__Your goal__.
Could you print all the entries exactly?

─── Exercise materials ───

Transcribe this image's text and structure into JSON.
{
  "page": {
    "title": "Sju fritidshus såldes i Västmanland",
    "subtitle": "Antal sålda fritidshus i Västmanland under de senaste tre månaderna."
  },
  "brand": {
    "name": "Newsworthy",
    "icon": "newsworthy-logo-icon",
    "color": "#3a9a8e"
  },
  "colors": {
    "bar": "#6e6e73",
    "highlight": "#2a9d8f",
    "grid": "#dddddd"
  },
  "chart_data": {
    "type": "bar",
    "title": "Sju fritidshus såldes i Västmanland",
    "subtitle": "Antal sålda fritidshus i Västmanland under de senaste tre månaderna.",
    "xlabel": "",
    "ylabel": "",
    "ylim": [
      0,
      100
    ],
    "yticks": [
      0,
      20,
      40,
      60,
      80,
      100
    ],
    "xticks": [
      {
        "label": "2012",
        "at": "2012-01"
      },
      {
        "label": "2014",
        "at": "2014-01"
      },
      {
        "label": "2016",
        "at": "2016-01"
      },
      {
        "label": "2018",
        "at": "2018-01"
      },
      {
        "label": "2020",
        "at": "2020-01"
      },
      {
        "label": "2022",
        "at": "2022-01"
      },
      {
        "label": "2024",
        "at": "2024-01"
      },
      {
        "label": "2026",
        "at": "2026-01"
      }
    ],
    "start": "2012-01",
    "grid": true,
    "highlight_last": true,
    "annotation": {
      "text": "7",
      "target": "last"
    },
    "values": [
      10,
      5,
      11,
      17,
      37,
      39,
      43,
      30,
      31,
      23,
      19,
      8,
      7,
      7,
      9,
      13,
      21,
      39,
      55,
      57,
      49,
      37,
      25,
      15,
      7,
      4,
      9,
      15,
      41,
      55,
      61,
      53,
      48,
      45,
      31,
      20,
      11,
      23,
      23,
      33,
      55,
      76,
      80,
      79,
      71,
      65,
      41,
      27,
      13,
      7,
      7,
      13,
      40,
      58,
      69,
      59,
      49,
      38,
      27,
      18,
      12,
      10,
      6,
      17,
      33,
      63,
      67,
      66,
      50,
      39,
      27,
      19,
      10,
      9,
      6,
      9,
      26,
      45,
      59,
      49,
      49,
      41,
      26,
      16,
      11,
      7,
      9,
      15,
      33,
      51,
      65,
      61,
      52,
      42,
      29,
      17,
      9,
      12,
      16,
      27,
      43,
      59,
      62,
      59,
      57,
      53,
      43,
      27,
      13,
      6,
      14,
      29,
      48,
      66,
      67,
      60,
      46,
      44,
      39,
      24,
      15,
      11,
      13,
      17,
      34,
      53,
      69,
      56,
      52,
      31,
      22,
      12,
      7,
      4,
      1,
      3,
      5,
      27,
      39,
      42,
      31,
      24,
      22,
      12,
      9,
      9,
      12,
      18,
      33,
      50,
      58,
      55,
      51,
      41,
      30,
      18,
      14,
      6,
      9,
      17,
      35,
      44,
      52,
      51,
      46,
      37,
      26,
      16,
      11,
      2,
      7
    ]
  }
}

───

__Result__.
Transcribe this image's text and structure into JSON.
{
  "page": {
    "title": "Sju fritidshus såldes i Västmanland",
    "subtitle": "Antal sålda fritidshus i Västmanland under de senaste tre månaderna."
  },
  "brand": {
    "name": "Newsworthy",
    "icon": "newsworthy-logo-icon",
    "color": "#3a9a8e"
  },
  "colors": {
    "bar": "#6e6e73",
    "highlight": "#2a9d8f",
    "grid": "#dddddd"
  },
  "chart_data": {
    "type": "bar",
    "title": "Sju fritidshus såldes i Västmanland",
    "subtitle": "Antal sålda fritidshus i Västmanland under de senaste tre månaderna.",
    "xlabel": "",
    "ylabel": "",
    "ylim": [
      0,
      100
    ],
    "yticks": [
      0,
      20,
      40,
      60,
      80,
      100
    ],
    "xticks": [
      {
        "label": "2012",
        "at": "2012-01"
      },
      {
        "label": "2014",
        "at": "2014-01"
      },
      {
        "label": "2016",
        "at": "2016-01"
      },
      {
        "label": "2018",
        "at": "2018-01"
      },
      {
        "label": "2020",
        "at": "2020-01"
      },
      {
        "label": "2022",
        "at": "2022-01"
      },
      {
        "label": "2024",
        "at": "2024-01"
      },
      {
        "label": "2026",
        "at": "2026-01"
      }
    ],
    "start": "2012-01",
    "grid": true,
    "highlight_last": true,
    "annotation": {
      "text": "7",
      "target": "last"
    },
    "values": [
      10,
      5,
      11,
      17,
      37,
      39,
      43,
      30,
      31,
      23,
      19,
      8,
      7,
      7,
      9,
      13,
      21,
      39,
      55,
      57,
      49,
      37,
      25,
      15,
      7,
      4,
      9,
      15,
      41,
      55,
      61,
      53,
      48,
      45,
      31,
      20,
      11,
      23,
      23,
      33,
      55,
      76,
      80,
      79,
      71,
      65,
      41,
      27,
      13,
      7,
      7,
      13,
      40,
      58,
      69,
      59,
      49,
      38,
      27,
      18,
      12,
      10,
      6,
      17,
      33,
      63,
      67,
      66,
      50,
      39,
      27,
      19,
      10,
      9,
      6,
      9,
      26,
      45,
      59,
      49,
      49,
      41,
      26,
      16,
      11,
      7,
      9,
      15,
      33,
      51,
      65,
      61,
      52,
      42,
      29,
      17,
      9,
      12,
      16,
      27,
      43,
      59,
      62,
      59,
      57,
      53,
      43,
      27,
      13,
      6,
      14,
      29,
      48,
      66,
      67,
      60,
      46,
      44,
      39,
      24,
      15,
      11,
      13,
      17,
      34,
      53,
      69,
      56,
      52,
      31,
      22,
      12,
      7,
      4,
      1,
      3,
      5,
      27,
      39,
      42,
      31,
      24,
      22,
      12,
      9,
      9,
      12,
      18,
      33,
      50,
      58,
      55,
      51,
      41,
      30,
      18,
      14,
      6,
      9,
      17,
      35,
      44,
      52,
      51,
      46,
      37,
      26,
      16,
      11,
      2,
      7
    ]
  }
}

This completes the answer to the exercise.